# READING TEXT
[START]

Any advice or clue is welcome.
EDIT-1:
Thank #JerryCoffin for pointing out the possible cause, so I did the Memory Access Analysis using Vtune. Here are the results:
1-thread: Memory Bound: 6.5%, L1 Bound: 0.134, L3 Latency: 0.039
2-threads: Memory Bound: 18.0%, L1 Bound: 0.115, L3 Latency: 0.015
4-threads: Memory Bound: 21.6%, L1 Bound: 0.213, L3 Latency: 0.003
It is an Intel 4770 Processor with 25.6GB/s (23GB/s measured by Vtune) max. bandwidth. The memory bound does increase, but I am still not sure if that is the cause. Any advice?
EDIT-2 (just trying to give thorough information, so the appended stuff can be long but not tedious hopefully):
Thanks for the suggestions from #PaulR and #bazza. I tried 3 ways for comparison. One thing to note is that the processor has 4 cores and 8 hardware threads. Here are the results:
(1) just initialize dst as all zeros in advance: 1 thread: 91.922; 2 threads: 93.170; 4 threads: 93.868 --- seems not effective;
(2) without (1), put the parallel part in an outer loop over 100 iterations, and measure the time of the 100 iterations: 1 thread: 9109.49; 2 threads: 4951.20; 4 threads: 2511.01; 8 threads: 2861.75 --- quite effective except for 8 threads;
(3) based on (2), put one more iteration before the 100 iterations, and measure the time of the 100 iterations: 1 thread: 9078.02; 2 threads: 4956.66; 4 threads: 2516.93; 8 threads: 2088.88 --- similar with (2) but more effective for 8 threads.

[END]

# WRITTEN PROBLEM 1
Find each line in the records that contains the string "africanus", matching case, and copy those lines.
The text and the records have nothing to do with each other.

# DATA ROWS
[START]

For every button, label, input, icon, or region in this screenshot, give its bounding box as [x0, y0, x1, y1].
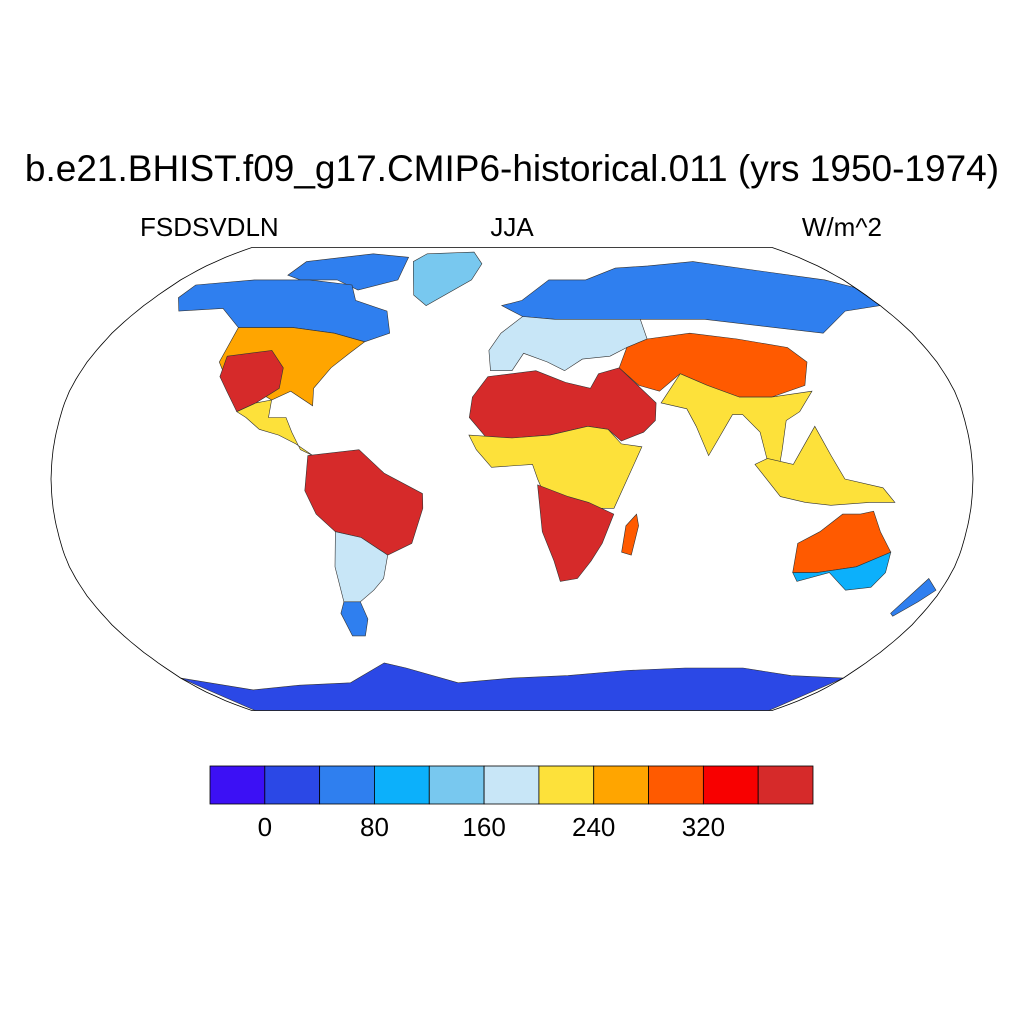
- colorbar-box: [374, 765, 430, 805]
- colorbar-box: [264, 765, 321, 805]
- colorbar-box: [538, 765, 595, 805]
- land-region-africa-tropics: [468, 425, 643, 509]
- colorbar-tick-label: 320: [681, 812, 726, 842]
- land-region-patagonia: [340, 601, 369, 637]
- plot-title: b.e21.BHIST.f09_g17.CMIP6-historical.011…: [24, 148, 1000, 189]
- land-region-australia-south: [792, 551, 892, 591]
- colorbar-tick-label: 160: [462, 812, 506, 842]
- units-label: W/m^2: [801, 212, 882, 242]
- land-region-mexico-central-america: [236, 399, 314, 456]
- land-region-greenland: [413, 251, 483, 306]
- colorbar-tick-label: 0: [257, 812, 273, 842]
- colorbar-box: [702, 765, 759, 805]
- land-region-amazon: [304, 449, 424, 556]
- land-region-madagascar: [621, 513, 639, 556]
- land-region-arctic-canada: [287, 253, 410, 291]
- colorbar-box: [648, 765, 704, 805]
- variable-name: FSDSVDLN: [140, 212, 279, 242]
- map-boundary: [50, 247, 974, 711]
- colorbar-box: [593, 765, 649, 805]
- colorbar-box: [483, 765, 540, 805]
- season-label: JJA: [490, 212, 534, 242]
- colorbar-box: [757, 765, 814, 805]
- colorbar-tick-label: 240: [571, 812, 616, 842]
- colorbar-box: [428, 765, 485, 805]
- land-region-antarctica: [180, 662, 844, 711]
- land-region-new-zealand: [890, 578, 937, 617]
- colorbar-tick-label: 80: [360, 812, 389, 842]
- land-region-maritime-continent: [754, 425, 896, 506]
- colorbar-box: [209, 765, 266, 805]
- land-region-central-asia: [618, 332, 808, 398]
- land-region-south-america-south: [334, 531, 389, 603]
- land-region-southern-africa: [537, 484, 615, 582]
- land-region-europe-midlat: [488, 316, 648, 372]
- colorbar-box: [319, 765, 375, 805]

[END]
[START]

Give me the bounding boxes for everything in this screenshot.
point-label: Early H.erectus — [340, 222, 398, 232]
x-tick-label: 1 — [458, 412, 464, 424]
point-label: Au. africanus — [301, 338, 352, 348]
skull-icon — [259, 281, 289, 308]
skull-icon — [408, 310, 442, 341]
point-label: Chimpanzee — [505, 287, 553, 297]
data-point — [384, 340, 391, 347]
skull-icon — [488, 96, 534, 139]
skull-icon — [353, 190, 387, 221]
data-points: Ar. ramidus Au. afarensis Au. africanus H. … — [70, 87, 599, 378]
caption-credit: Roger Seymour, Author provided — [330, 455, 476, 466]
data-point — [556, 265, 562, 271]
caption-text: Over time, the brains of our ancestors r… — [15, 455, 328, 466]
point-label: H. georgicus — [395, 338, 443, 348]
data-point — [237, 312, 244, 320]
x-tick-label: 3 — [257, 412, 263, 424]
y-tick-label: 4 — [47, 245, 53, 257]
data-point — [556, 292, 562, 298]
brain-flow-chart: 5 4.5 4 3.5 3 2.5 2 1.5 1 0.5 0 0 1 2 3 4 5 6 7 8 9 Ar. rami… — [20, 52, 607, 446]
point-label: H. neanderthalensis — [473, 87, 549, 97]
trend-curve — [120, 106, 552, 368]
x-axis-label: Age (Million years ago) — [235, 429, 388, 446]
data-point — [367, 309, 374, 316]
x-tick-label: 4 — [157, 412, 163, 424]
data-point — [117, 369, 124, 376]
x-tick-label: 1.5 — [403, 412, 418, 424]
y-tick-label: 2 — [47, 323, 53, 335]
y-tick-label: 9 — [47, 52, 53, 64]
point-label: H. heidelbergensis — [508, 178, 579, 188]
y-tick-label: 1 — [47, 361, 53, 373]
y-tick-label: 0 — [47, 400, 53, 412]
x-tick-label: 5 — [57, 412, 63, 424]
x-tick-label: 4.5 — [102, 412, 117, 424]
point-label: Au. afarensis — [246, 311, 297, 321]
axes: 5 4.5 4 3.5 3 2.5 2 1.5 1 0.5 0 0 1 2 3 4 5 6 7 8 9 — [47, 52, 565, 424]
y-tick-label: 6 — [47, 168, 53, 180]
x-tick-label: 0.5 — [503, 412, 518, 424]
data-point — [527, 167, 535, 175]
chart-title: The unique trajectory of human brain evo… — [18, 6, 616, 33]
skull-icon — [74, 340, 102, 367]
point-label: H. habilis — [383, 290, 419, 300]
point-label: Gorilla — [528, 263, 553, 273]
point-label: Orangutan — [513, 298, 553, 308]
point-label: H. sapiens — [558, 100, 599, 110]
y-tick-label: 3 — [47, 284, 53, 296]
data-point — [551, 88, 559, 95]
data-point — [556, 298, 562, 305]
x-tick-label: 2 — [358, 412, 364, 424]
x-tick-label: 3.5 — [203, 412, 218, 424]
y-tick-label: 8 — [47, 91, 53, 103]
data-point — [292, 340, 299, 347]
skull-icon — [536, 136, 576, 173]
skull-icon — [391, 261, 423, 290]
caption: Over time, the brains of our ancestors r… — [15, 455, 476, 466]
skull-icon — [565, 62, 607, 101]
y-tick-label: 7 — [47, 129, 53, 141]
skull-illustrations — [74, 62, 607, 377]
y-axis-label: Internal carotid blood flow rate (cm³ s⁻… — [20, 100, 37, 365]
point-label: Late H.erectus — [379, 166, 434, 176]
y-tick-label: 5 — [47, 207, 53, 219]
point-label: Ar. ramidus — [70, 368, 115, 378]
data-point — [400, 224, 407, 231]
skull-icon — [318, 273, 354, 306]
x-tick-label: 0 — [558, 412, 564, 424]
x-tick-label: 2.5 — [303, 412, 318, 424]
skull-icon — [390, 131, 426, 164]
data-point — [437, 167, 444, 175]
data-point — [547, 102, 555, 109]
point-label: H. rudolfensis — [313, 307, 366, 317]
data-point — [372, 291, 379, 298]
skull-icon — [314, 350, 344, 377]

[END]

# WRITTEN PROBLEM 2
Summarize the post in two sentences.

# ANSWER 1
point-label: Au. africanus — [301, 338, 352, 348]
data-points: Ar. ramidus Au. afarensis Au. africanus H. … — [70, 87, 599, 378]

# ANSWER 2
A Vtune Memory Access Analysis on an Intel 4770 showed memory bound rising from 6.5% with one thread to 21.6% with four, though the author was still unsure whether that was the cause. Of three approaches tried, initializing dst to zeros seemed ineffective, while timing 100 iterations in an outer loop scaled well except at eight threads, and adding one more iteration before them made eight threads more effective.